Set task: Write out the full listing again, exactly as it stands.
Records to use start
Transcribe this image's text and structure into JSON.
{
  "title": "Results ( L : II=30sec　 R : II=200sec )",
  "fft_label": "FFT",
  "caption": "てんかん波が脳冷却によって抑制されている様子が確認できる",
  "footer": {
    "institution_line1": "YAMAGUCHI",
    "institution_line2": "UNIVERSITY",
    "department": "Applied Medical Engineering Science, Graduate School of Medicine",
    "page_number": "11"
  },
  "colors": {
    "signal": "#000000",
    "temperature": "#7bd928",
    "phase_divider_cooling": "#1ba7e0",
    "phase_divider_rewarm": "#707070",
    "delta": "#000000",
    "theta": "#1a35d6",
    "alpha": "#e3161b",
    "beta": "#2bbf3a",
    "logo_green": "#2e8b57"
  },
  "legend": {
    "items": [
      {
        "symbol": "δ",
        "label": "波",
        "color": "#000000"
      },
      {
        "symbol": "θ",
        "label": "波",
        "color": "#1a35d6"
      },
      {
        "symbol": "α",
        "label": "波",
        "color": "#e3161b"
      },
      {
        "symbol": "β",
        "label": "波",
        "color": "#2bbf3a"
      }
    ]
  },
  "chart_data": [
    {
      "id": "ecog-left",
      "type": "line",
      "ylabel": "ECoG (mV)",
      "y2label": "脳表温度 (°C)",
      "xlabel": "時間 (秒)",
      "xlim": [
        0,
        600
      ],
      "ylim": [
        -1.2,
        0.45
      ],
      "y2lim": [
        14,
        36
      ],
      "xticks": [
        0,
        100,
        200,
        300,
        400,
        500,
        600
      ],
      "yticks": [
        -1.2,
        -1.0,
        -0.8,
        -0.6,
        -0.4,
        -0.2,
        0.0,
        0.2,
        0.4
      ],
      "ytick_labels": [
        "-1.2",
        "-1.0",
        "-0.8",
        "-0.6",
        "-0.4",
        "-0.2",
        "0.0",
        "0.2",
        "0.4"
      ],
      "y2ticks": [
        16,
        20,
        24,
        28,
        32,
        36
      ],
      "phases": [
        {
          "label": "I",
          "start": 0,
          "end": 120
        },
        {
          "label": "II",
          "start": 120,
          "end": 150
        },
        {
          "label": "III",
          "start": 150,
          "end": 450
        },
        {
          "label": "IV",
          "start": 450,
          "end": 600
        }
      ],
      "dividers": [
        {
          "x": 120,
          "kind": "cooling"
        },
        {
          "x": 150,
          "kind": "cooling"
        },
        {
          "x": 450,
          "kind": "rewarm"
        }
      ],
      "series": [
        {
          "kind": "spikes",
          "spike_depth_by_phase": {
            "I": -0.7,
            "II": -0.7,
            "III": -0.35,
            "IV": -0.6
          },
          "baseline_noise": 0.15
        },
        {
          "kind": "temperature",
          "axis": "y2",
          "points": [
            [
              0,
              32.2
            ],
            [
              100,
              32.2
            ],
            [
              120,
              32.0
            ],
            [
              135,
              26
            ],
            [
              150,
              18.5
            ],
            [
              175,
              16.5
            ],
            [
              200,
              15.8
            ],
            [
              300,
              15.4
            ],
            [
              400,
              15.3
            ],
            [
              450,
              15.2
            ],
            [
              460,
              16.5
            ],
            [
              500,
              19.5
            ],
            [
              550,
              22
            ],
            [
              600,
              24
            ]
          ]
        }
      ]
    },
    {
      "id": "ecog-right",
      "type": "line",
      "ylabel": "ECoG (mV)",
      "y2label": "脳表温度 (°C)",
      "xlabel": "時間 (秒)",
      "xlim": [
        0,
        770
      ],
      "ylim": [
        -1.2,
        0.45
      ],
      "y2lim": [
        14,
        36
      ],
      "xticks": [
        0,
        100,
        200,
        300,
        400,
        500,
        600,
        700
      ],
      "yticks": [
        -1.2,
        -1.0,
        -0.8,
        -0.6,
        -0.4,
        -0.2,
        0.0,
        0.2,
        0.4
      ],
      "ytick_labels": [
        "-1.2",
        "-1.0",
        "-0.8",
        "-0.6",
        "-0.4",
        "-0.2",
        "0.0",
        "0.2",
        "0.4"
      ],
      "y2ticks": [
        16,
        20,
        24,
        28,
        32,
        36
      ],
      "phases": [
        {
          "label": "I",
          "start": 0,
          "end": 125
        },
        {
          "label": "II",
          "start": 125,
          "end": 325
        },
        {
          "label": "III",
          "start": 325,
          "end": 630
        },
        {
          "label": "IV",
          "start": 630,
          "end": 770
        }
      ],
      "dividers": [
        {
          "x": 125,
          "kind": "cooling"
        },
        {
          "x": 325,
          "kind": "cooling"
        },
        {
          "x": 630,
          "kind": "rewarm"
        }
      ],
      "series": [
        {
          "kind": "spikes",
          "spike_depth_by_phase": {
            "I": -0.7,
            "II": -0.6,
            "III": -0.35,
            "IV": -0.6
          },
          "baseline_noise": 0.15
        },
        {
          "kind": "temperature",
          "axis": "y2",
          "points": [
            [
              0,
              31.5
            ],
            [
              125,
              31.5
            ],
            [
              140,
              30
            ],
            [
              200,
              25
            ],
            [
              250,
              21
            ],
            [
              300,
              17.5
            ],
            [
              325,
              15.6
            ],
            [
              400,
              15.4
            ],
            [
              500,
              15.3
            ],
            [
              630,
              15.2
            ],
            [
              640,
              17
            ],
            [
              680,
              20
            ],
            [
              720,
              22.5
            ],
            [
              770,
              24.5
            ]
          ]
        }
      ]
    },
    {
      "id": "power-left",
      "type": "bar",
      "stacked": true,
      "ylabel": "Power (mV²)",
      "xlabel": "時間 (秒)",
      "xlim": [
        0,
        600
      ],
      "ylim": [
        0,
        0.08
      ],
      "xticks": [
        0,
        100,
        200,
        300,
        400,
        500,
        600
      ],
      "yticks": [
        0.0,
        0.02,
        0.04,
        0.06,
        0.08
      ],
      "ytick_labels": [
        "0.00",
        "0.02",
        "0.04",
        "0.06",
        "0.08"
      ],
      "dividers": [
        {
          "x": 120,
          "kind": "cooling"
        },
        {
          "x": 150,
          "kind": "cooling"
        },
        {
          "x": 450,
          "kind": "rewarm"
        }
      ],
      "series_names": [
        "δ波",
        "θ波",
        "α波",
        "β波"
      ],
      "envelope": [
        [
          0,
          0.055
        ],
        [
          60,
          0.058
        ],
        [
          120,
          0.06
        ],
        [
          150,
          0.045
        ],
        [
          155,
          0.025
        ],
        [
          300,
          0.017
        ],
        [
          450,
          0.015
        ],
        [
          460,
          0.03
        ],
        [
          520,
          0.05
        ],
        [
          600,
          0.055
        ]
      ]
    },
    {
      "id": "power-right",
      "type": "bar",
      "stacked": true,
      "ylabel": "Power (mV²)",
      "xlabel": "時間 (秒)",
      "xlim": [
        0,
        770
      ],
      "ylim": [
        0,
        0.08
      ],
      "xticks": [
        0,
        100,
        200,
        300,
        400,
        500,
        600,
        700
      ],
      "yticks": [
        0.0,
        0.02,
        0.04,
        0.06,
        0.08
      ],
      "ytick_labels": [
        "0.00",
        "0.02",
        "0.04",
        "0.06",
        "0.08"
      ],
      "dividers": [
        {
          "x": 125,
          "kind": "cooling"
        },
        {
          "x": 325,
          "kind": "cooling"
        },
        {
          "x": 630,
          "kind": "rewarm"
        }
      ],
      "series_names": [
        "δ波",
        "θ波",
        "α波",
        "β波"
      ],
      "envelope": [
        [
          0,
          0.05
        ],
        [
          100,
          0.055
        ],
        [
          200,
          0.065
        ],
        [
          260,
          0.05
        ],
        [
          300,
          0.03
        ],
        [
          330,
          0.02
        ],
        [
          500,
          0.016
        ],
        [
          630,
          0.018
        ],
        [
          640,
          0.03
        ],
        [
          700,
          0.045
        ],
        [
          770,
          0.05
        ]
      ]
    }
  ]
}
Records to use end
Solved problem:
Transcribe this image's text and structure into JSON.
{
  "title": "Results ( L : II=30sec　 R : II=200sec )",
  "fft_label": "FFT",
  "caption": "てんかん波が脳冷却によって抑制されている様子が確認できる",
  "footer": {
    "institution_line1": "YAMAGUCHI",
    "institution_line2": "UNIVERSITY",
    "department": "Applied Medical Engineering Science, Graduate School of Medicine",
    "page_number": "11"
  },
  "colors": {
    "signal": "#000000",
    "temperature": "#7bd928",
    "phase_divider_cooling": "#1ba7e0",
    "phase_divider_rewarm": "#707070",
    "delta": "#000000",
    "theta": "#1a35d6",
    "alpha": "#e3161b",
    "beta": "#2bbf3a",
    "logo_green": "#2e8b57"
  },
  "legend": {
    "items": [
      {
        "symbol": "δ",
        "label": "波",
        "color": "#000000"
      },
      {
        "symbol": "θ",
        "label": "波",
        "color": "#1a35d6"
      },
      {
        "symbol": "α",
        "label": "波",
        "color": "#e3161b"
      },
      {
        "symbol": "β",
        "label": "波",
        "color": "#2bbf3a"
      }
    ]
  },
  "chart_data": [
    {
      "id": "ecog-left",
      "type": "line",
      "ylabel": "ECoG (mV)",
      "y2label": "脳表温度 (°C)",
      "xlabel": "時間 (秒)",
      "xlim": [
        0,
        600
      ],
      "ylim": [
        -1.2,
        0.45
      ],
      "y2lim": [
        14,
        36
      ],
      "xticks": [
        0,
        100,
        200,
        300,
        400,
        500,
        600
      ],
      "yticks": [
        -1.2,
        -1.0,
        -0.8,
        -0.6,
        -0.4,
        -0.2,
        0.0,
        0.2,
        0.4
      ],
      "ytick_labels": [
        "-1.2",
        "-1.0",
        "-0.8",
        "-0.6",
        "-0.4",
        "-0.2",
        "0.0",
        "0.2",
        "0.4"
      ],
      "y2ticks": [
        16,
        20,
        24,
        28,
        32,
        36
      ],
      "phases": [
        {
          "label": "I",
          "start": 0,
          "end": 120
        },
        {
          "label": "II",
          "start": 120,
          "end": 150
        },
        {
          "label": "III",
          "start": 150,
          "end": 450
        },
        {
          "label": "IV",
          "start": 450,
          "end": 600
        }
      ],
      "dividers": [
        {
          "x": 120,
          "kind": "cooling"
        },
        {
          "x": 150,
          "kind": "cooling"
        },
        {
          "x": 450,
          "kind": "rewarm"
        }
      ],
      "series": [
        {
          "kind": "spikes",
          "spike_depth_by_phase": {
            "I": -0.7,
            "II": -0.7,
            "III": -0.35,
            "IV": -0.6
          },
          "baseline_noise": 0.15
        },
        {
          "kind": "temperature",
          "axis": "y2",
          "points": [
            [
              0,
              32.2
            ],
            [
              100,
              32.2
            ],
            [
              120,
              32.0
            ],
            [
              135,
              26
            ],
            [
              150,
              18.5
            ],
            [
              175,
              16.5
            ],
            [
              200,
              15.8
            ],
            [
              300,
              15.4
            ],
            [
              400,
              15.3
            ],
            [
              450,
              15.2
            ],
            [
              460,
              16.5
            ],
            [
              500,
              19.5
            ],
            [
              550,
              22
            ],
            [
              600,
              24
            ]
          ]
        }
      ]
    },
    {
      "id": "ecog-right",
      "type": "line",
      "ylabel": "ECoG (mV)",
      "y2label": "脳表温度 (°C)",
      "xlabel": "時間 (秒)",
      "xlim": [
        0,
        770
      ],
      "ylim": [
        -1.2,
        0.45
      ],
      "y2lim": [
        14,
        36
      ],
      "xticks": [
        0,
        100,
        200,
        300,
        400,
        500,
        600,
        700
      ],
      "yticks": [
        -1.2,
        -1.0,
        -0.8,
        -0.6,
        -0.4,
        -0.2,
        0.0,
        0.2,
        0.4
      ],
      "ytick_labels": [
        "-1.2",
        "-1.0",
        "-0.8",
        "-0.6",
        "-0.4",
        "-0.2",
        "0.0",
        "0.2",
        "0.4"
      ],
      "y2ticks": [
        16,
        20,
        24,
        28,
        32,
        36
      ],
      "phases": [
        {
          "label": "I",
          "start": 0,
          "end": 125
        },
        {
          "label": "II",
          "start": 125,
          "end": 325
        },
        {
          "label": "III",
          "start": 325,
          "end": 630
        },
        {
          "label": "IV",
          "start": 630,
          "end": 770
        }
      ],
      "dividers": [
        {
          "x": 125,
          "kind": "cooling"
        },
        {
          "x": 325,
          "kind": "cooling"
        },
        {
          "x": 630,
          "kind": "rewarm"
        }
      ],
      "series": [
        {
          "kind": "spikes",
          "spike_depth_by_phase": {
            "I": -0.7,
            "II": -0.6,
            "III": -0.35,
            "IV": -0.6
          },
          "baseline_noise": 0.15
        },
        {
          "kind": "temperature",
          "axis": "y2",
          "points": [
            [
              0,
              31.5
            ],
            [
              125,
              31.5
            ],
            [
              140,
              30
            ],
            [
              200,
              25
            ],
            [
              250,
              21
            ],
            [
              300,
              17.5
            ],
            [
              325,
              15.6
            ],
            [
              400,
              15.4
            ],
            [
              500,
              15.3
            ],
            [
              630,
              15.2
            ],
            [
              640,
              17
            ],
            [
              680,
              20
            ],
            [
              720,
              22.5
            ],
            [
              770,
              24.5
            ]
          ]
        }
      ]
    },
    {
      "id": "power-left",
      "type": "bar",
      "stacked": true,
      "ylabel": "Power (mV²)",
      "xlabel": "時間 (秒)",
      "xlim": [
        0,
        600
      ],
      "ylim": [
        0,
        0.08
      ],
      "xticks": [
        0,
        100,
        200,
        300,
        400,
        500,
        600
      ],
      "yticks": [
        0.0,
        0.02,
        0.04,
        0.06,
        0.08
      ],
      "ytick_labels": [
        "0.00",
        "0.02",
        "0.04",
        "0.06",
        "0.08"
      ],
      "dividers": [
        {
          "x": 120,
          "kind": "cooling"
        },
        {
          "x": 150,
          "kind": "cooling"
        },
        {
          "x": 450,
          "kind": "rewarm"
        }
      ],
      "series_names": [
        "δ波",
        "θ波",
        "α波",
        "β波"
      ],
      "envelope": [
        [
          0,
          0.055
        ],
        [
          60,
          0.058
        ],
        [
          120,
          0.06
        ],
        [
          150,
          0.045
        ],
        [
          155,
          0.025
        ],
        [
          300,
          0.017
        ],
        [
          450,
          0.015
        ],
        [
          460,
          0.03
        ],
        [
          520,
          0.05
        ],
        [
          600,
          0.055
        ]
      ]
    },
    {
      "id": "power-right",
      "type": "bar",
      "stacked": true,
      "ylabel": "Power (mV²)",
      "xlabel": "時間 (秒)",
      "xlim": [
        0,
        770
      ],
      "ylim": [
        0,
        0.08
      ],
      "xticks": [
        0,
        100,
        200,
        300,
        400,
        500,
        600,
        700
      ],
      "yticks": [
        0.0,
        0.02,
        0.04,
        0.06,
        0.08
      ],
      "ytick_labels": [
        "0.00",
        "0.02",
        "0.04",
        "0.06",
        "0.08"
      ],
      "dividers": [
        {
          "x": 125,
          "kind": "cooling"
        },
        {
          "x": 325,
          "kind": "cooling"
        },
        {
          "x": 630,
          "kind": "rewarm"
        }
      ],
      "series_names": [
        "δ波",
        "θ波",
        "α波",
        "β波"
      ],
      "envelope": [
        [
          0,
          0.05
        ],
        [
          100,
          0.055
        ],
        [
          200,
          0.065
        ],
        [
          260,
          0.05
        ],
        [
          300,
          0.03
        ],
        [
          330,
          0.02
        ],
        [
          500,
          0.016
        ],
        [
          630,
          0.018
        ],
        [
          640,
          0.03
        ],
        [
          700,
          0.045
        ],
        [
          770,
          0.05
        ]
      ]
    }
  ]
}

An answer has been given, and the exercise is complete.